YOUR TASK:
In the entries below, identify every line with the string "adalah" and copy it.
═════ PROVIDED DATA
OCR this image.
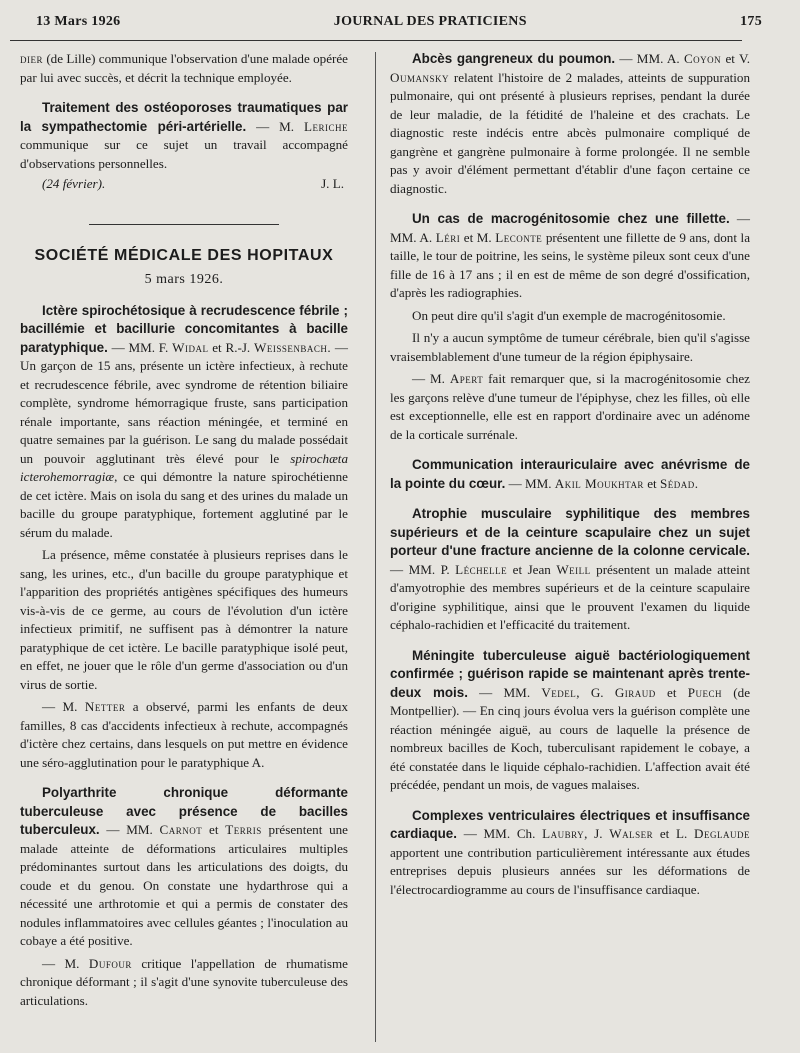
13 Mars 1926	JOURNAL DES PRATICIENS	175

dier (de Lille) communique l'observation d'une malade opérée par lui avec succès, et décrit la technique employée.

Traitement des ostéoporoses traumatiques par la sympathectomie péri-artérielle. — M. Leriche communique sur ce sujet un travail accompagné d'observations personnelles.

(24 février).	J. L.
SOCIÉTÉ MÉDICALE DES HOPITAUX
5 mars 1926.

Ictère spirochétosique à recrudescence fébrile ; bacillémie et bacillurie concomitantes à bacille paratyphique. — MM. F. Widal et R.-J. Weissenbach. — Un garçon de 15 ans, présente un ictère infectieux, à rechute et recrudescence fébrile, avec syndrome de rétention biliaire complète, syndrome hémorragique fruste, sans participation rénale importante, sans réaction méningée, et terminé en quatre semaines par la guérison. Le sang du malade possédait un pouvoir agglutinant très élevé pour le spirochæta icterohemorragiæ, ce qui démontre la nature spirochétienne de cet ictère. Mais on isola du sang et des urines du malade un bacille du groupe paratyphique, fortement agglutiné par le sérum du malade.

La présence, même constatée à plusieurs reprises dans le sang, les urines, etc., d'un bacille du groupe paratyphique et l'apparition des propriétés antigènes spécifiques des humeurs vis-à-vis de ce germe, au cours de l'évolution d'un ictère infectieux primitif, ne suffisent pas à démontrer la nature paratyphique de cet ictère. Le bacille paratyphique isolé peut, en effet, ne jouer que le rôle d'un germe d'association ou d'un virus de sortie.

— M. Netter a observé, parmi les enfants de deux familles, 8 cas d'accidents infectieux à rechute, accompagnés d'ictère chez certains, dans lesquels on put mettre en évidence une séro-agglutination pour le paratyphique A.

Polyarthrite chronique déformante tuberculeuse avec présence de bacilles tuberculeux. — MM. Carnot et Terris présentent une malade atteinte de déformations articulaires multiples prédominantes surtout dans les articulations des doigts, du coude et du genou. On constate une hydarthrose qui a nécessité une arthrotomie et qui a permis de constater des nodules inflammatoires avec cellules géantes ; l'inoculation au cobaye a été positive.

— M. Dufour critique l'appellation de rhumatisme chronique déformant ; il s'agit d'une synovite tuberculeuse des articulations.

Abcès gangreneux du poumon. — MM. A. Coyon et V. Oumansky relatent l'histoire de 2 malades, atteints de suppuration pulmonaire, qui ont présenté à plusieurs reprises, pendant la durée de leur maladie, de la fétidité de l'haleine et des crachats. Le diagnostic reste indécis entre abcès pulmonaire compliqué de gangrène et gangrène pulmonaire à forme prolongée. Il ne semble pas y avoir d'élément permettant d'établir d'une façon certaine ce diagnostic.

Un cas de macrogénitosomie chez une fillette. — MM. A. Léri et M. Leconte présentent une fillette de 9 ans, dont la taille, le tour de poitrine, les seins, le système pileux sont ceux d'une fille de 16 à 17 ans ; il en est de même de son degré d'ossification, d'après les radiographies.

On peut dire qu'il s'agit d'un exemple de macrogénitosomie.

Il n'y a aucun symptôme de tumeur cérébrale, bien qu'il s'agisse vraisemblablement d'une tumeur de la région épiphysaire.

— M. Apert fait remarquer que, si la macrogénitosomie chez les garçons relève d'une tumeur de l'épiphyse, chez les filles, où elle est exceptionnelle, elle est en rapport d'ordinaire avec un adénome de la corticale surrénale.

Communication interauriculaire avec anévrisme de la pointe du cœur. — MM. Akil Moukhtar et Sédad.

Atrophie musculaire syphilitique des membres supérieurs et de la ceinture scapulaire chez un sujet porteur d'une fracture ancienne de la colonne cervicale. — MM. P. Léchelle et Jean Weill présentent un malade atteint d'amyotrophie des membres supérieurs et de la ceinture scapulaire d'origine syphilitique, ainsi que le prouvent l'examen du liquide céphalo-rachidien et l'efficacité du traitement.

Méningite tuberculeuse aiguë bactériologiquement confirmée ; guérison rapide se maintenant après trente-deux mois. — MM. Vedel, G. Giraud et Puech (de Montpellier). — En cinq jours évolua vers la guérison complète une réaction méningée aiguë, au cours de laquelle la présence de nombreux bacilles de Koch, tuberculisant rapidement le cobaye, a été constatée dans le liquide céphalo-rachidien. L'affection avait été précédée, pendant un mois, de vagues malaises.

Complexes ventriculaires électriques et insuffisance cardiaque. — MM. Ch. Laubry, J. Walser et L. Deglaude apportent une contribution particulièrement intéressante aux études entreprises depuis plusieurs années sur les déformations de l'électrocardiogramme au cours de l'insuffisance cardiaque.
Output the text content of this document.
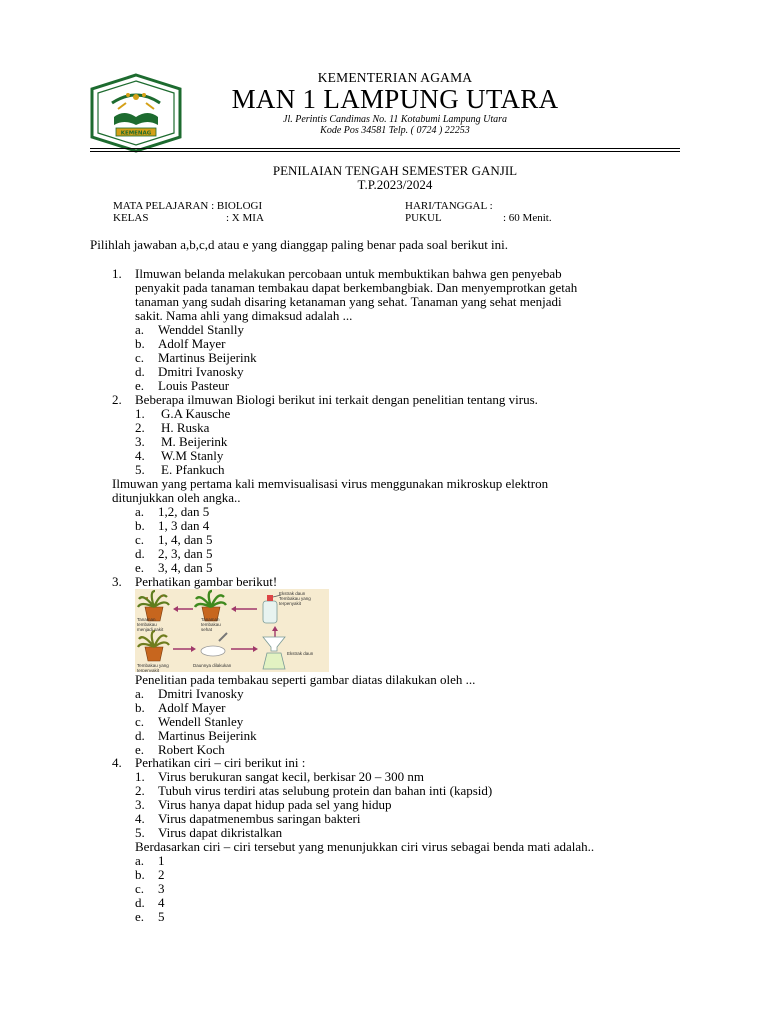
KEMENAG
KEMENTERIAN AGAMA
MAN 1 LAMPUNG UTARA
Jl. Perintis Candimas No. 11 Kotabumi Lampung Utara
Kode Pos 34581 Telp. ( 0724 ) 22253
PENILAIAN TENGAH SEMESTER GANJIL
T.P.2023/2024
MATA PELAJARAN : BIOLOGI
KELAS	: X MIA
HARI/TANGGAL :
PUKUL	: 60 Menit.
Pilihlah jawaban a,b,c,d atau e yang dianggap paling benar pada soal berikut ini.
1. Ilmuwan belanda melakukan percobaan untuk membuktikan bahwa gen penyebab
penyakit pada tanaman tembakau dapat berkembangbiak. Dan menyemprotkan getah
tanaman yang sudah disaring ketanaman yang sehat. Tanaman yang sehat menjadi
sakit. Nama ahli yang dimaksud adalah ...
a. Wenddel Stanlly
b. Adolf Mayer
c. Martinus Beijerink
d. Dmitri Ivanosky
e. Louis Pasteur
2. Beberapa ilmuwan Biologi berikut ini terkait dengan penelitian tentang virus.
1. G.A Kausche
2. H. Ruska
3. M. Beijerink
4. W.M Stanly
5. E. Pfankuch
Ilmuwan yang pertama kali memvisualisasi virus menggunakan mikroskup elektron
ditunjukkan oleh angka..
a. 1,2, dan 5
b. 1, 3 dan 4
c. 1, 4, dan 5
d. 2, 3, dan 5
e. 3, 4, dan 5
3. Perhatikan gambar berikut!
Tanaman tembakau menjadi sakit
Tanaman tembakau sehat
Ekstrak daun Tembakau yang terpenyakit
Ekstrak daun
Tembakau yang terpenyakit
Daunnya dilakukan
Penelitian pada tembakau seperti gambar diatas dilakukan oleh ...
a. Dmitri Ivanosky
b. Adolf Mayer
c. Wendell Stanley
d. Martinus Beijerink
e. Robert Koch
4. Perhatikan ciri – ciri berikut ini :
1. Virus berukuran sangat kecil, berkisar 20 – 300 nm
2. Tubuh virus terdiri atas selubung protein dan bahan inti (kapsid)
3. Virus hanya dapat hidup pada sel yang hidup
4. Virus dapatmenembus saringan bakteri
5. Virus dapat dikristalkan
Berdasarkan ciri – ciri tersebut yang menunjukkan ciri virus sebagai benda mati adalah..
a. 1
b. 2
c. 3
d. 4
e. 5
══════════
ANSWER AREA:
sakit. Nama ahli yang dimaksud adalah ...
Berdasarkan ciri – ciri tersebut yang menunjukkan ciri virus sebagai benda mati adalah..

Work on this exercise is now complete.